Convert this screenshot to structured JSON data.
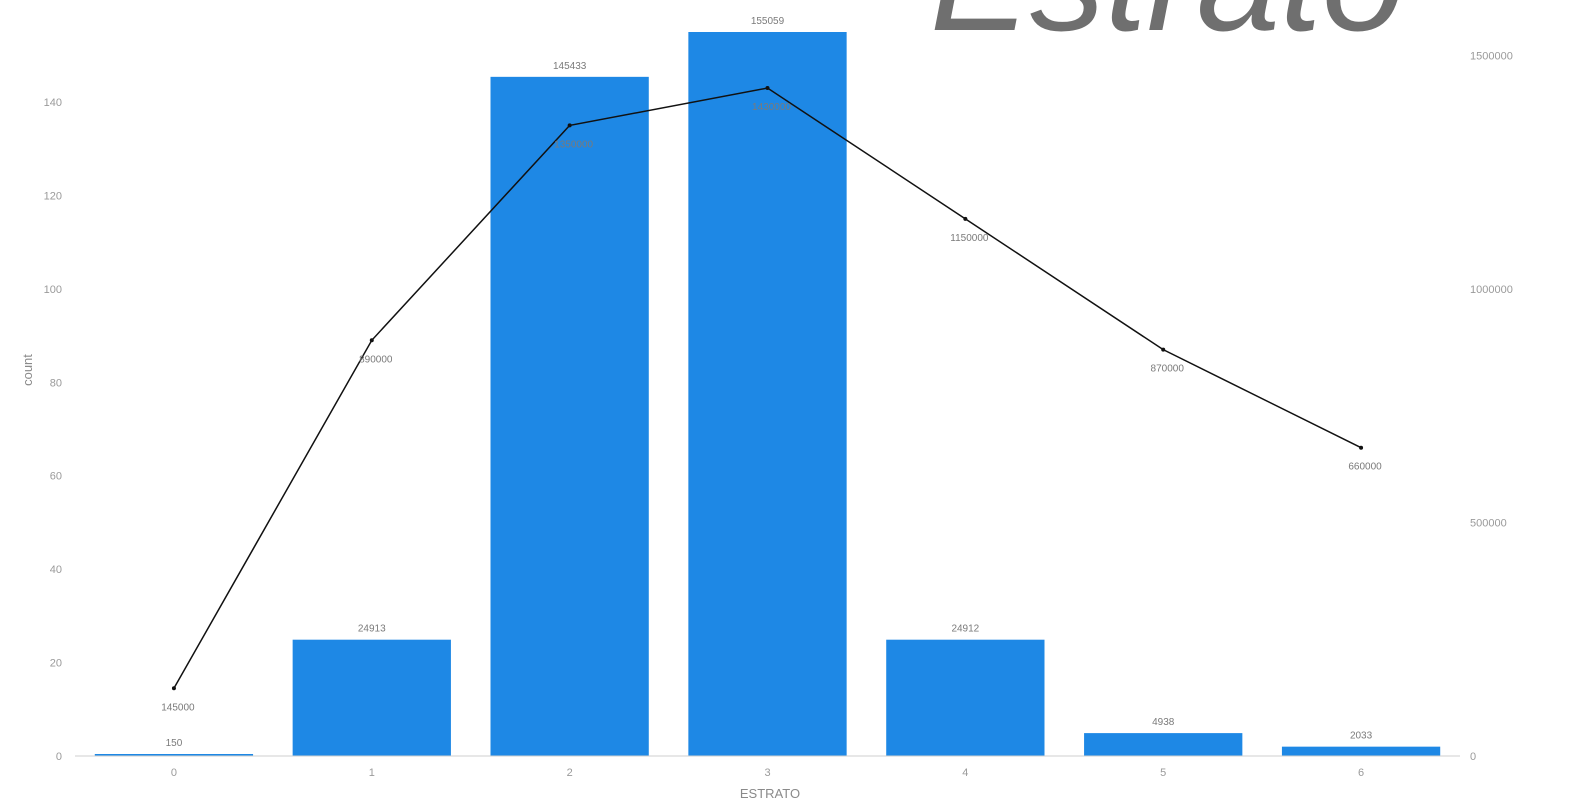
{
  "title": "Estrato",
  "chart_data": {
    "type": "bar",
    "categories": [
      "0",
      "1",
      "2",
      "3",
      "4",
      "5",
      "6"
    ],
    "xlabel": "ESTRATO",
    "ylabel": "count",
    "y2label": "",
    "ylim": [
      0,
      155
    ],
    "y2lim": [
      0,
      1550000
    ],
    "yticks": [
      0,
      20,
      40,
      60,
      80,
      100,
      120,
      140
    ],
    "y2ticks": [
      0,
      500000,
      1000000,
      1500000
    ],
    "grid": false,
    "series": [
      {
        "kind": "bar",
        "color": "#1e88e5",
        "values": [
          0.3,
          24.9,
          145.4,
          155,
          24.9,
          4.9,
          2.0
        ],
        "labels": [
          "150",
          "24913",
          "145433",
          "155059",
          "24912",
          "4938",
          "2033"
        ]
      },
      {
        "kind": "line",
        "axis": "right",
        "color": "#111111",
        "values": [
          145000,
          890000,
          1350000,
          1430000,
          1150000,
          870000,
          660000
        ],
        "labels": [
          "145000",
          "890000",
          "1350000",
          "1430000",
          "1150000",
          "870000",
          "660000"
        ]
      }
    ]
  }
}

━━━━━━━━━━

Work to complete: All of the data above should be quoted exactly, except for the pictures.

Exercise output:
Convert this screenshot to structured JSON data.
{
  "title": "Estrato",
  "chart_data": {
    "type": "bar",
    "categories": [
      "0",
      "1",
      "2",
      "3",
      "4",
      "5",
      "6"
    ],
    "xlabel": "ESTRATO",
    "ylabel": "count",
    "y2label": "",
    "ylim": [
      0,
      155
    ],
    "y2lim": [
      0,
      1550000
    ],
    "yticks": [
      0,
      20,
      40,
      60,
      80,
      100,
      120,
      140
    ],
    "y2ticks": [
      0,
      500000,
      1000000,
      1500000
    ],
    "grid": false,
    "series": [
      {
        "kind": "bar",
        "color": "#1e88e5",
        "values": [
          0.3,
          24.9,
          145.4,
          155,
          24.9,
          4.9,
          2.0
        ],
        "labels": [
          "150",
          "24913",
          "145433",
          "155059",
          "24912",
          "4938",
          "2033"
        ]
      },
      {
        "kind": "line",
        "axis": "right",
        "color": "#111111",
        "values": [
          145000,
          890000,
          1350000,
          1430000,
          1150000,
          870000,
          660000
        ],
        "labels": [
          "145000",
          "890000",
          "1350000",
          "1430000",
          "1150000",
          "870000",
          "660000"
        ]
      }
    ]
  }
}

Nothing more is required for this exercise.